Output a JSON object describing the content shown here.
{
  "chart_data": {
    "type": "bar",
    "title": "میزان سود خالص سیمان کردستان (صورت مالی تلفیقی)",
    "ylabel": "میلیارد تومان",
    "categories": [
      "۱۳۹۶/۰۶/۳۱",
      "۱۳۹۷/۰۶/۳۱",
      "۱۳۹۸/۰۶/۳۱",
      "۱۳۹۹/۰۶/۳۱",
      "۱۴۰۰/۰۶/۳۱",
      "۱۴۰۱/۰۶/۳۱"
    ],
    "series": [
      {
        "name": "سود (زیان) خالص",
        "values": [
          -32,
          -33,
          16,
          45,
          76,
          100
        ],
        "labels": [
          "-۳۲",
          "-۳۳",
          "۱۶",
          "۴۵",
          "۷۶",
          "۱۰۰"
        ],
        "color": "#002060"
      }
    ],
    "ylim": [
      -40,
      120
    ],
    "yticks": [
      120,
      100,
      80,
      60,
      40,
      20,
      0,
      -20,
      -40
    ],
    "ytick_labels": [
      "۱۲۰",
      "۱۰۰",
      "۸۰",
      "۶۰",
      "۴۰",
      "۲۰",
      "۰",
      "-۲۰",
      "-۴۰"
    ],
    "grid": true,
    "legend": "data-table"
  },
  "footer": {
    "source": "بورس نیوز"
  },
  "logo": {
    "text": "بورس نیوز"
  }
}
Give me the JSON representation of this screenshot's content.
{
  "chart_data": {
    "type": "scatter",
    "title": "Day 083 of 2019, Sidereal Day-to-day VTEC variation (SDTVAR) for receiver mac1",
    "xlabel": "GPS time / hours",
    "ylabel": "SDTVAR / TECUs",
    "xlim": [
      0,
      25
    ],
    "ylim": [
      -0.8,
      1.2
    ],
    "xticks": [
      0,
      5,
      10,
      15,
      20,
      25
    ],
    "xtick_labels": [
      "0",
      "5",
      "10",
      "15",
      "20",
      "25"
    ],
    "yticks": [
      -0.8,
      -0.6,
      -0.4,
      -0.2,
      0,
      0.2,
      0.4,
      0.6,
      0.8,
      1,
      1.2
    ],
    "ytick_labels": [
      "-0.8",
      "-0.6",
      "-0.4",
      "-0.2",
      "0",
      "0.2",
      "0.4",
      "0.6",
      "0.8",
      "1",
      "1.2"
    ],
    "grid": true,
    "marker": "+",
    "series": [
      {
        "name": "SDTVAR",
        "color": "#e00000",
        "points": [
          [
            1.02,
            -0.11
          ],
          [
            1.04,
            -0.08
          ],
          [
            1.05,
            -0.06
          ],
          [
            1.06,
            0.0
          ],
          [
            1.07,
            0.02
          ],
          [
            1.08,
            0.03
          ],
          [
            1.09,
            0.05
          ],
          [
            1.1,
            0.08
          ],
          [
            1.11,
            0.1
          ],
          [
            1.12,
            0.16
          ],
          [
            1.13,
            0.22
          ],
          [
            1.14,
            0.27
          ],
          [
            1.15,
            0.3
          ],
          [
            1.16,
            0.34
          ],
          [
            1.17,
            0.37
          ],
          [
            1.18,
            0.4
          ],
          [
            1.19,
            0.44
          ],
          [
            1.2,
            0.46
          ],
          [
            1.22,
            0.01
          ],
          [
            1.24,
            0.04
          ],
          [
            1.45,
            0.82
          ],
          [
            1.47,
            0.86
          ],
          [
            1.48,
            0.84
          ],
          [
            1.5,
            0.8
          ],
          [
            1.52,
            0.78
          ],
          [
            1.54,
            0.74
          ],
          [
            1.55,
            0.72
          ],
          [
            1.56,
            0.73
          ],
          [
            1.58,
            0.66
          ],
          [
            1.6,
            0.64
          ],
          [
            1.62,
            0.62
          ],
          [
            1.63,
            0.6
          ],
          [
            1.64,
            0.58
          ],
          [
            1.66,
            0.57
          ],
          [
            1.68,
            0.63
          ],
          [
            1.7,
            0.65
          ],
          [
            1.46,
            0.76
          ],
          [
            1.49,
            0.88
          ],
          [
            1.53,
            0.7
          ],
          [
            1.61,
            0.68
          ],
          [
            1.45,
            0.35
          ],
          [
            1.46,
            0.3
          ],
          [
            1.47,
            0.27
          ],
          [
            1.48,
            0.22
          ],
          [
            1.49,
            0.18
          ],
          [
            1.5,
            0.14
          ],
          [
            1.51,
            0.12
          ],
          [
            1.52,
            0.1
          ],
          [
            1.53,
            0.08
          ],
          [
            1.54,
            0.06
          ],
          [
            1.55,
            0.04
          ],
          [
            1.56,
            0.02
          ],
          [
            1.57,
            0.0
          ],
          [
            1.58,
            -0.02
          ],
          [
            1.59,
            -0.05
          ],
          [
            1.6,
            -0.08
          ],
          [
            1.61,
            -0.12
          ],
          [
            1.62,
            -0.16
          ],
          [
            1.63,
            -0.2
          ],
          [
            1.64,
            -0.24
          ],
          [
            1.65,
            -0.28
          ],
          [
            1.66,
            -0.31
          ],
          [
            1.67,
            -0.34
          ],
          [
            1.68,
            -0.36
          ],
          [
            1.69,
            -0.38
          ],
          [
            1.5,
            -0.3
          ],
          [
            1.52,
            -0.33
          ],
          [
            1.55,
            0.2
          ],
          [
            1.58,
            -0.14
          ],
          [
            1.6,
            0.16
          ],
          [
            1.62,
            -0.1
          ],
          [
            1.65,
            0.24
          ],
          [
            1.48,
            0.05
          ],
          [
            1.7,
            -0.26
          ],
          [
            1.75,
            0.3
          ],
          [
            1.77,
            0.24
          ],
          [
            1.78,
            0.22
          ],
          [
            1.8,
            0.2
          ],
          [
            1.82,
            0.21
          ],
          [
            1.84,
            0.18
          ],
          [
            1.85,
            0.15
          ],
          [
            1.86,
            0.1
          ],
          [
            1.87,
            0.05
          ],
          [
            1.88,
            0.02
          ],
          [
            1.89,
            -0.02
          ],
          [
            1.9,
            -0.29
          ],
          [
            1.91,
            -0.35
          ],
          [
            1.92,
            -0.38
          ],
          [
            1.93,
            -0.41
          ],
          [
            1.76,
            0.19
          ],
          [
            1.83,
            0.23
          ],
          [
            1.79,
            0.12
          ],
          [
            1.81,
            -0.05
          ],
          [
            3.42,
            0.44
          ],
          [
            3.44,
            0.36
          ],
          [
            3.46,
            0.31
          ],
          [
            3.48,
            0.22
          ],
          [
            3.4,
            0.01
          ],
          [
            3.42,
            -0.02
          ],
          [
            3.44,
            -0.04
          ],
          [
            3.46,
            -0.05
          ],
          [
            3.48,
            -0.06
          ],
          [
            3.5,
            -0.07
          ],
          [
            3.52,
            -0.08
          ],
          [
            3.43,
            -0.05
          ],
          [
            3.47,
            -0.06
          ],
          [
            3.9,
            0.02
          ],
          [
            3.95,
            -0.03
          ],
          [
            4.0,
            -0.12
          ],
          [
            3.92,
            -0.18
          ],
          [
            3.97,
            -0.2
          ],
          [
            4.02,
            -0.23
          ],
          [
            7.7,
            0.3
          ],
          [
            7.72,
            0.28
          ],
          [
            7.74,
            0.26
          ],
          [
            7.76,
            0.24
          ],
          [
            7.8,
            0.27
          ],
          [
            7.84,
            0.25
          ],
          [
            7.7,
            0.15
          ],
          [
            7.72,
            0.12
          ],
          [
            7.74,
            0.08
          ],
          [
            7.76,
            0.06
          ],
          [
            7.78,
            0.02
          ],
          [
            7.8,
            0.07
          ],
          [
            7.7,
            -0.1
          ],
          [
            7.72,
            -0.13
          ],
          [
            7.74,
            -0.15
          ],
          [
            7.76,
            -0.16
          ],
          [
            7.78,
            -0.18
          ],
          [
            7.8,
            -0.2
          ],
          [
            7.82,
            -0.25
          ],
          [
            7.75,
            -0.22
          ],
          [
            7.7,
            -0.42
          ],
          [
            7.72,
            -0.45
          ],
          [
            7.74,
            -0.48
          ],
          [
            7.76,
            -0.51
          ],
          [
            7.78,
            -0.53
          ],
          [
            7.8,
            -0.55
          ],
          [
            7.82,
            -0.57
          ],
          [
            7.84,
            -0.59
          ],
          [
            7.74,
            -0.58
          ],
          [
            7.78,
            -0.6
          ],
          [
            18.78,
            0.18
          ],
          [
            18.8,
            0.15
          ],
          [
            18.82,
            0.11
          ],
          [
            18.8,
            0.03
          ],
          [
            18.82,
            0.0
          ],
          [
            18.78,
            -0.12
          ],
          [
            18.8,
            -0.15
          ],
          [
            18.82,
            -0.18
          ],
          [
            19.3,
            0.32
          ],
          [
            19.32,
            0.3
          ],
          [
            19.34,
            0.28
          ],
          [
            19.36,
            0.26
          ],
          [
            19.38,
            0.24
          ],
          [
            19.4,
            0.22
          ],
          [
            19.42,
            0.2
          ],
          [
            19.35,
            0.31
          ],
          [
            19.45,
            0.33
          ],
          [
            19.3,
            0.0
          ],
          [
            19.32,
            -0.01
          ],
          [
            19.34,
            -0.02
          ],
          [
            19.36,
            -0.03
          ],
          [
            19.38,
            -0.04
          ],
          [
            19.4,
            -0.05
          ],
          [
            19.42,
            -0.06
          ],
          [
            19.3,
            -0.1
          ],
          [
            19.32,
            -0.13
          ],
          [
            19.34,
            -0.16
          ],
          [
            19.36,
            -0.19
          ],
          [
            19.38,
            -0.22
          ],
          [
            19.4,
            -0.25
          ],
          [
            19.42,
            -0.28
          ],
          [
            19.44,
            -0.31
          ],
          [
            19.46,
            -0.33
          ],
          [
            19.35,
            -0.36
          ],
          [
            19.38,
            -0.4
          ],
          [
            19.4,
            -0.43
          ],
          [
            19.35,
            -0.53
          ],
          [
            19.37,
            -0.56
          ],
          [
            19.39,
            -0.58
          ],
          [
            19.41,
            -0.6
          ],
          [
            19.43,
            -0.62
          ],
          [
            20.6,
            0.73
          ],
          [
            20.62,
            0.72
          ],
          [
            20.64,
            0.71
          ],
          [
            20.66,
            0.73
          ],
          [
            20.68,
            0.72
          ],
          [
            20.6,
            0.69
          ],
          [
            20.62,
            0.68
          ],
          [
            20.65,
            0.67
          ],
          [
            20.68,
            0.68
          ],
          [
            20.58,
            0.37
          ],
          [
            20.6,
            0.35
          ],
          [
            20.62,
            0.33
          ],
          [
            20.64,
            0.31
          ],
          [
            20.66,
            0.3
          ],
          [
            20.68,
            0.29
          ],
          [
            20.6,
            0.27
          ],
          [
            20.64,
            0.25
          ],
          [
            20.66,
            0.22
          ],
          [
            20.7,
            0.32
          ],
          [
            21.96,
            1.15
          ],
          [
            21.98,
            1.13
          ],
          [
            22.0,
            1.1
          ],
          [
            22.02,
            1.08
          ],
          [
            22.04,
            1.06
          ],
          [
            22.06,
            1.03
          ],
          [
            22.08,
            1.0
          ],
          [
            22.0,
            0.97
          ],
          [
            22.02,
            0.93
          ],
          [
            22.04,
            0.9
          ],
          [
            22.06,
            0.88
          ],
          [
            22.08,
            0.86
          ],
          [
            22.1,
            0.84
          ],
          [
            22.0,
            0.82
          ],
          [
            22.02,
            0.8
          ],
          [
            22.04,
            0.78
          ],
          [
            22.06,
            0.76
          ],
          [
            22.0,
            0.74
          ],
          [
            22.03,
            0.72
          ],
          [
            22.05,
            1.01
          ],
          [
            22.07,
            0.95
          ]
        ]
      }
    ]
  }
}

§ **Prompt**: In the listing above, count each line that holds the string "JSON". Give the number only.

§ **Result of this task**: 2